== Exercise brief ==
Lay out every line of the data below as a Markdown table with the columns "No." and "Line," numbering the rows and skipping any blank lines. Leave the pictures out of the answer.

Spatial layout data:
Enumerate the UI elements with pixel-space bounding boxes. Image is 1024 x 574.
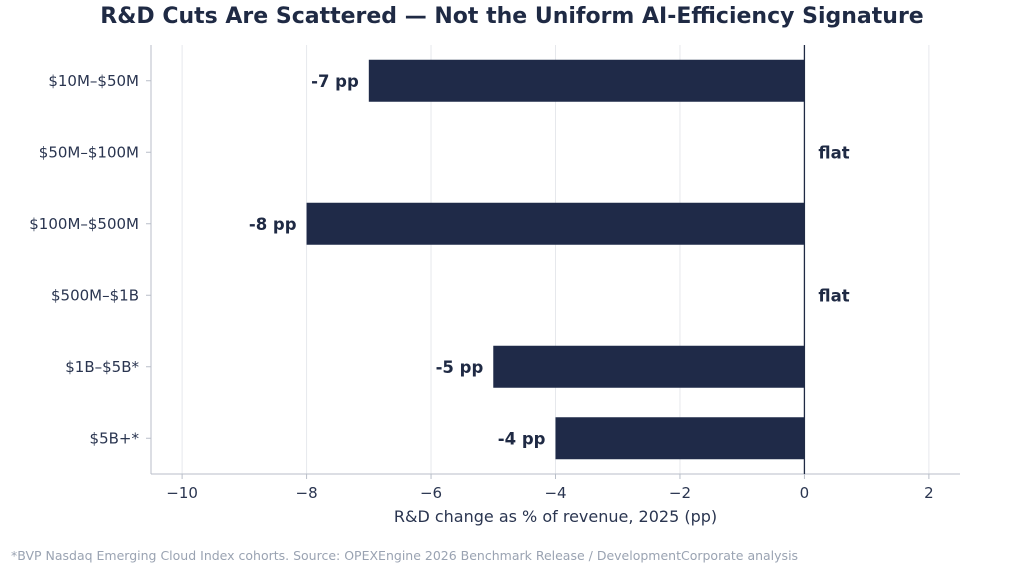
y-tick-label: $10M–$50M (48, 72, 139, 90)
data-label: -5 pp (436, 358, 484, 377)
y-tick-label: $1B–$5B* (65, 358, 139, 376)
bars (306, 59, 805, 460)
x-axis-label: R&D change as % of revenue, 2025 (pp) (394, 507, 717, 526)
bar (368, 59, 805, 102)
data-label: -7 pp (311, 72, 359, 91)
data-label: -4 pp (498, 429, 546, 448)
bar (493, 345, 805, 388)
y-tick-label: $50M–$100M (39, 143, 139, 161)
y-tick-label: $500M–$1B (51, 286, 139, 304)
x-tick-label: −4 (544, 484, 566, 502)
bar (555, 417, 805, 460)
x-tick-label: −10 (166, 484, 198, 502)
grid-lines (181, 45, 930, 474)
data-labels: -7 pp flat -8 pp flat -5 pp -4 pp (249, 72, 850, 449)
data-label: -8 pp (249, 215, 297, 234)
footnote: *BVP Nasdaq Emerging Cloud Index cohorts… (11, 548, 799, 563)
x-tick-label: −8 (296, 484, 318, 502)
data-label: flat (818, 286, 849, 305)
x-tick-label: 2 (924, 484, 934, 502)
chart-title: R&D Cuts Are Scattered — Not the Uniform… (100, 4, 924, 29)
x-tick-label: −2 (669, 484, 691, 502)
y-tick-label: $5B+* (90, 429, 140, 447)
axes: −10 −8 −6 −4 −2 0 2 $10M–$50M $50M–$100M $100M–$5… (29, 45, 960, 502)
data-label: flat (818, 143, 849, 162)
y-tick-label: $100M–$500M (29, 215, 139, 233)
x-tick-label: −6 (420, 484, 442, 502)
bar (306, 202, 805, 245)
x-tick-label: 0 (800, 484, 810, 502)
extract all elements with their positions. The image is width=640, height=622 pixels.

== Correct response ==
| No. | Line |
|---|---|
| 1 | Enumerate the UI elements with pixel-space bounding boxes. Image is 1024 x 574. |
| 2 | y-tick-label: $10M–$50M (48, 72, 139, 90) |
| 3 | data-label: -5 pp (436, 358, 484, 377) |
| 4 | y-tick-label: $1B–$5B* (65, 358, 139, 376) |
| 5 | bars (306, 59, 805, 460) |
| 6 | x-axis-label: R&D change as % of revenue, 2025 (pp) (394, 507, 717, 526) |
| 7 | bar (368, 59, 805, 102) |
| 8 | data-label: -7 pp (311, 72, 359, 91) |
| 9 | data-label: -4 pp (498, 429, 546, 448) |
| 10 | bar (493, 345, 805, 388) |
| 11 | y-tick-label: $50M–$100M (39, 143, 139, 161) |
| 12 | y-tick-label: $500M–$1B (51, 286, 139, 304) |
| 13 | x-tick-label: −4 (544, 484, 566, 502) |
| 14 | bar (555, 417, 805, 460) |
| 15 | x-tick-label: −10 (166, 484, 198, 502) |
| 16 | grid-lines (181, 45, 930, 474) |
| 17 | data-labels: -7 pp flat -8 pp flat -5 pp -4 pp (249, 72, 850, 449) |
| 18 | data-label: -8 pp (249, 215, 297, 234) |
| 19 | footnote: *BVP Nasdaq Emerging Cloud Index cohorts… (11, 548, 799, 563) |
| 20 | x-tick-label: −8 (296, 484, 318, 502) |
| 21 | data-label: flat (818, 286, 849, 305) |
| 22 | x-tick-label: 2 (924, 484, 934, 502) |
| 23 | chart-title: R&D Cuts Are Scattered — Not the Uniform… (100, 4, 924, 29) |
| 24 | x-tick-label: −2 (669, 484, 691, 502) |
| 25 | y-tick-label: $5B+* (90, 429, 140, 447) |
| 26 | axes: −10 −8 −6 −4 −2 0 2 $10M–$50M $50M–$100M $100M–$5… (29, 45, 960, 502) |
| 27 | data-label: flat (818, 143, 849, 162) |
| 28 | y-tick-label: $100M–$500M (29, 215, 139, 233) |
| 29 | x-tick-label: −6 (420, 484, 442, 502) |
| 30 | bar (306, 202, 805, 245) |
| 31 | x-tick-label: 0 (800, 484, 810, 502) |
| 32 | extract all elements with their positions. The image is width=640, height=622 pixels. |